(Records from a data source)
++++

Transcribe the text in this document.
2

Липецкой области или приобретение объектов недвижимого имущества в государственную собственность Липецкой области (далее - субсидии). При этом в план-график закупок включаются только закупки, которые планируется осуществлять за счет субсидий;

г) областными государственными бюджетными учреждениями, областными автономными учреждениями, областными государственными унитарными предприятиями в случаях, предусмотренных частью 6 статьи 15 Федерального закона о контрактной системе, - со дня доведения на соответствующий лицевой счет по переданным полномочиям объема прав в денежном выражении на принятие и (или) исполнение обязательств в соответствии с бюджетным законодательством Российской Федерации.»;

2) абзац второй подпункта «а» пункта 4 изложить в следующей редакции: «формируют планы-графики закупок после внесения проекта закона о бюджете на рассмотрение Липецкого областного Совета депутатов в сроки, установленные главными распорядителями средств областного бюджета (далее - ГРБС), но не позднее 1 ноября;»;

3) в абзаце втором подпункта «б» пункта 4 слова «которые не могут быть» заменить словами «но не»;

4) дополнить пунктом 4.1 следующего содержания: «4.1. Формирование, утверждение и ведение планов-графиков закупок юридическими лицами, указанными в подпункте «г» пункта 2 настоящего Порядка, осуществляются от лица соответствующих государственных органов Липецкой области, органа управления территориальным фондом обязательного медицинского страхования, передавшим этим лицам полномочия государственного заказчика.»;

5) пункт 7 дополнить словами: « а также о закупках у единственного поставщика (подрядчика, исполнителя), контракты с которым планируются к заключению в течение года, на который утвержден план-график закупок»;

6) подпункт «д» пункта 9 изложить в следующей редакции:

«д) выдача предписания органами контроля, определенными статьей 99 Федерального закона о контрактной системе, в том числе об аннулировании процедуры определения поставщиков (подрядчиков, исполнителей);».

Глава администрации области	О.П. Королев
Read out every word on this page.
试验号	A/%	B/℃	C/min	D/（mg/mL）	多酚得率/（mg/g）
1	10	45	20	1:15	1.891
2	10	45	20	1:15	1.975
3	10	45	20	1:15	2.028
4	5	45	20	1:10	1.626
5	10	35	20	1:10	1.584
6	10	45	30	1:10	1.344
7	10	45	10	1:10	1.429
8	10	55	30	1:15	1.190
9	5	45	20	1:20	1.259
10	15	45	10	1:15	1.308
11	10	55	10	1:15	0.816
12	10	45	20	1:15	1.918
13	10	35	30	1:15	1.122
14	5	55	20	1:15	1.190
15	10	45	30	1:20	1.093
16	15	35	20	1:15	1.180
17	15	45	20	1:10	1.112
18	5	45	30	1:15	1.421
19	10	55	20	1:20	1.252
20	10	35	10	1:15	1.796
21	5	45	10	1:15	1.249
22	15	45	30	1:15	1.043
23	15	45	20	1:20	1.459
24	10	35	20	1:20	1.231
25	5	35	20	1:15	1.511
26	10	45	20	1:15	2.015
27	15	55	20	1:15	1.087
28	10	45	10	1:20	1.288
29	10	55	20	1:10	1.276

++++

[What is required]
Reproduce the entries above exactly.

[Result of the exercise]
Transcribe the text in this document.
2

Липецкой области или приобретение объектов недвижимого имущества в государственную собственность Липецкой области (далее - субсидии). При этом в план-график закупок включаются только закупки, которые планируется осуществлять за счет субсидий;

г) областными государственными бюджетными учреждениями, областными автономными учреждениями, областными государственными унитарными предприятиями в случаях, предусмотренных частью 6 статьи 15 Федерального закона о контрактной системе, - со дня доведения на соответствующий лицевой счет по переданным полномочиям объема прав в денежном выражении на принятие и (или) исполнение обязательств в соответствии с бюджетным законодательством Российской Федерации.»;

2) абзац второй подпункта «а» пункта 4 изложить в следующей редакции: «формируют планы-графики закупок после внесения проекта закона о бюджете на рассмотрение Липецкого областного Совета депутатов в сроки, установленные главными распорядителями средств областного бюджета (далее - ГРБС), но не позднее 1 ноября;»;

3) в абзаце втором подпункта «б» пункта 4 слова «которые не могут быть» заменить словами «но не»;

4) дополнить пунктом 4.1 следующего содержания: «4.1. Формирование, утверждение и ведение планов-графиков закупок юридическими лицами, указанными в подпункте «г» пункта 2 настоящего Порядка, осуществляются от лица соответствующих государственных органов Липецкой области, органа управления территориальным фондом обязательного медицинского страхования, передавшим этим лицам полномочия государственного заказчика.»;

5) пункт 7 дополнить словами: « а также о закупках у единственного поставщика (подрядчика, исполнителя), контракты с которым планируются к заключению в течение года, на который утвержден план-график закупок»;

6) подпункт «д» пункта 9 изложить в следующей редакции:

«д) выдача предписания органами контроля, определенными статьей 99 Федерального закона о контрактной системе, в том числе об аннулировании процедуры определения поставщиков (подрядчиков, исполнителей);».

Глава администрации области	О.П. Королев
Read out every word on this page.
试验号	A/%	B/℃	C/min	D/（mg/mL）	多酚得率/（mg/g）
1	10	45	20	1:15	1.891
2	10	45	20	1:15	1.975
3	10	45	20	1:15	2.028
4	5	45	20	1:10	1.626
5	10	35	20	1:10	1.584
6	10	45	30	1:10	1.344
7	10	45	10	1:10	1.429
8	10	55	30	1:15	1.190
9	5	45	20	1:20	1.259
10	15	45	10	1:15	1.308
11	10	55	10	1:15	0.816
12	10	45	20	1:15	1.918
13	10	35	30	1:15	1.122
14	5	55	20	1:15	1.190
15	10	45	30	1:20	1.093
16	15	35	20	1:15	1.180
17	15	45	20	1:10	1.112
18	5	45	30	1:15	1.421
19	10	55	20	1:20	1.252
20	10	35	10	1:15	1.796
21	5	45	10	1:15	1.249
22	15	45	30	1:15	1.043
23	15	45	20	1:20	1.459
24	10	35	20	1:20	1.231
25	5	35	20	1:15	1.511
26	10	45	20	1:15	2.015
27	15	55	20	1:15	1.087
28	10	45	10	1:20	1.288
29	10	55	20	1:10	1.276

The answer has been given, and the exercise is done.